*What is required*:
Type out every line below exactly as it reads.

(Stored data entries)
"""

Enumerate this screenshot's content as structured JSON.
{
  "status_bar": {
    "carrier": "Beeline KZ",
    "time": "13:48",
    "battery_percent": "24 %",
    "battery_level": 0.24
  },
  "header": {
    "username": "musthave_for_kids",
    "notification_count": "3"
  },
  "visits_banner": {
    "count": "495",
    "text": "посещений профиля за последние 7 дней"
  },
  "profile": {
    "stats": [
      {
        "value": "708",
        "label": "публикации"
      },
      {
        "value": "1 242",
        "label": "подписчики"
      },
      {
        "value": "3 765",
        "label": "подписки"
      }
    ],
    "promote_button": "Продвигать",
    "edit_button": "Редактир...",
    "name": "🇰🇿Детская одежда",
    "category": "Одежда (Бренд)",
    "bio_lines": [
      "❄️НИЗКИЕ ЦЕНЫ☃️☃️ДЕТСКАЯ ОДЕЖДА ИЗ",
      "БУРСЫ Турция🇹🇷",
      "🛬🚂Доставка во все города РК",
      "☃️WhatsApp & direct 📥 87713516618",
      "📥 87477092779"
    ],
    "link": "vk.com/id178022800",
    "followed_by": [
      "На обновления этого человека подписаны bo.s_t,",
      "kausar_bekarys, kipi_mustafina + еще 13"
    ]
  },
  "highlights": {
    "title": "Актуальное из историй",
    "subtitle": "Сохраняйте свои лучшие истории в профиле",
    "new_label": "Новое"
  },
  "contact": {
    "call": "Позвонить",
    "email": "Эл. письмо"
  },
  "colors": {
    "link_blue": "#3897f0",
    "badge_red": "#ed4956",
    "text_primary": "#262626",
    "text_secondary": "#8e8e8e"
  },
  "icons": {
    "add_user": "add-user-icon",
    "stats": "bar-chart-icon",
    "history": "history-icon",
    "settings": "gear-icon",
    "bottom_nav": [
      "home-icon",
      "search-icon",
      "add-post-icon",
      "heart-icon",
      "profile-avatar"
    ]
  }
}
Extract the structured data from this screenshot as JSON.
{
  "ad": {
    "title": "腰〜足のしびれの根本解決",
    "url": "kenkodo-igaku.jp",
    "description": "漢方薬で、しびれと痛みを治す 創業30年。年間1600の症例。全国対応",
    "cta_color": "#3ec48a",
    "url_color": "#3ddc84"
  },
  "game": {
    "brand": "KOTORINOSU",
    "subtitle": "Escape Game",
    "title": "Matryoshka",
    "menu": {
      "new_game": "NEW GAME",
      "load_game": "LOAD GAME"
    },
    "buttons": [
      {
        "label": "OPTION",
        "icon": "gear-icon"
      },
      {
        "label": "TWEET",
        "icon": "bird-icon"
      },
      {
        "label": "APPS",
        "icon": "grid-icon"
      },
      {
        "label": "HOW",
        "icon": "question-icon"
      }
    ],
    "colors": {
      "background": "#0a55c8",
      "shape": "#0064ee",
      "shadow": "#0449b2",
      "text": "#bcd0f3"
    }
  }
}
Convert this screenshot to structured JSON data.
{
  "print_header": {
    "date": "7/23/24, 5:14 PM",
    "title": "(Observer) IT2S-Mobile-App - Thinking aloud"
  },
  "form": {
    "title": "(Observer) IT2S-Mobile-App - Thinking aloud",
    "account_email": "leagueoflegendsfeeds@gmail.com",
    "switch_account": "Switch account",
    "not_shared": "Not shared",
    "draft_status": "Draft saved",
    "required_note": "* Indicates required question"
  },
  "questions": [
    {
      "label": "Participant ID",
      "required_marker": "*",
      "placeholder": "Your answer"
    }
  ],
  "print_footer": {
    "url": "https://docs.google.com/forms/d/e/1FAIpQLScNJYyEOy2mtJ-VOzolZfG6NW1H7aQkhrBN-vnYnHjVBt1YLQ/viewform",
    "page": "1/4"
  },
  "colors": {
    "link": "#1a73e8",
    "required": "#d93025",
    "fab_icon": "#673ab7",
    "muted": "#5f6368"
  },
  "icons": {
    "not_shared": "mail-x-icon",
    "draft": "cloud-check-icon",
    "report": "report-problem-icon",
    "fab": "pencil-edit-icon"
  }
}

"""

*Solution to this task*:
Enumerate this screenshot's content as structured JSON.
{
  "status_bar": {
    "carrier": "Beeline KZ",
    "time": "13:48",
    "battery_percent": "24 %",
    "battery_level": 0.24
  },
  "header": {
    "username": "musthave_for_kids",
    "notification_count": "3"
  },
  "visits_banner": {
    "count": "495",
    "text": "посещений профиля за последние 7 дней"
  },
  "profile": {
    "stats": [
      {
        "value": "708",
        "label": "публикации"
      },
      {
        "value": "1 242",
        "label": "подписчики"
      },
      {
        "value": "3 765",
        "label": "подписки"
      }
    ],
    "promote_button": "Продвигать",
    "edit_button": "Редактир...",
    "name": "🇰🇿Детская одежда",
    "category": "Одежда (Бренд)",
    "bio_lines": [
      "❄️НИЗКИЕ ЦЕНЫ☃️☃️ДЕТСКАЯ ОДЕЖДА ИЗ",
      "БУРСЫ Турция🇹🇷",
      "🛬🚂Доставка во все города РК",
      "☃️WhatsApp & direct 📥 87713516618",
      "📥 87477092779"
    ],
    "link": "vk.com/id178022800",
    "followed_by": [
      "На обновления этого человека подписаны bo.s_t,",
      "kausar_bekarys, kipi_mustafina + еще 13"
    ]
  },
  "highlights": {
    "title": "Актуальное из историй",
    "subtitle": "Сохраняйте свои лучшие истории в профиле",
    "new_label": "Новое"
  },
  "contact": {
    "call": "Позвонить",
    "email": "Эл. письмо"
  },
  "colors": {
    "link_blue": "#3897f0",
    "badge_red": "#ed4956",
    "text_primary": "#262626",
    "text_secondary": "#8e8e8e"
  },
  "icons": {
    "add_user": "add-user-icon",
    "stats": "bar-chart-icon",
    "history": "history-icon",
    "settings": "gear-icon",
    "bottom_nav": [
      "home-icon",
      "search-icon",
      "add-post-icon",
      "heart-icon",
      "profile-avatar"
    ]
  }
}
Extract the structured data from this screenshot as JSON.
{
  "ad": {
    "title": "腰〜足のしびれの根本解決",
    "url": "kenkodo-igaku.jp",
    "description": "漢方薬で、しびれと痛みを治す 創業30年。年間1600の症例。全国対応",
    "cta_color": "#3ec48a",
    "url_color": "#3ddc84"
  },
  "game": {
    "brand": "KOTORINOSU",
    "subtitle": "Escape Game",
    "title": "Matryoshka",
    "menu": {
      "new_game": "NEW GAME",
      "load_game": "LOAD GAME"
    },
    "buttons": [
      {
        "label": "OPTION",
        "icon": "gear-icon"
      },
      {
        "label": "TWEET",
        "icon": "bird-icon"
      },
      {
        "label": "APPS",
        "icon": "grid-icon"
      },
      {
        "label": "HOW",
        "icon": "question-icon"
      }
    ],
    "colors": {
      "background": "#0a55c8",
      "shape": "#0064ee",
      "shadow": "#0449b2",
      "text": "#bcd0f3"
    }
  }
}
Convert this screenshot to structured JSON data.
{
  "print_header": {
    "date": "7/23/24, 5:14 PM",
    "title": "(Observer) IT2S-Mobile-App - Thinking aloud"
  },
  "form": {
    "title": "(Observer) IT2S-Mobile-App - Thinking aloud",
    "account_email": "leagueoflegendsfeeds@gmail.com",
    "switch_account": "Switch account",
    "not_shared": "Not shared",
    "draft_status": "Draft saved",
    "required_note": "* Indicates required question"
  },
  "questions": [
    {
      "label": "Participant ID",
      "required_marker": "*",
      "placeholder": "Your answer"
    }
  ],
  "print_footer": {
    "url": "https://docs.google.com/forms/d/e/1FAIpQLScNJYyEOy2mtJ-VOzolZfG6NW1H7aQkhrBN-vnYnHjVBt1YLQ/viewform",
    "page": "1/4"
  },
  "colors": {
    "link": "#1a73e8",
    "required": "#d93025",
    "fab_icon": "#673ab7",
    "muted": "#5f6368"
  },
  "icons": {
    "not_shared": "mail-x-icon",
    "draft": "cloud-check-icon",
    "report": "report-problem-icon",
    "fab": "pencil-edit-icon"
  }
}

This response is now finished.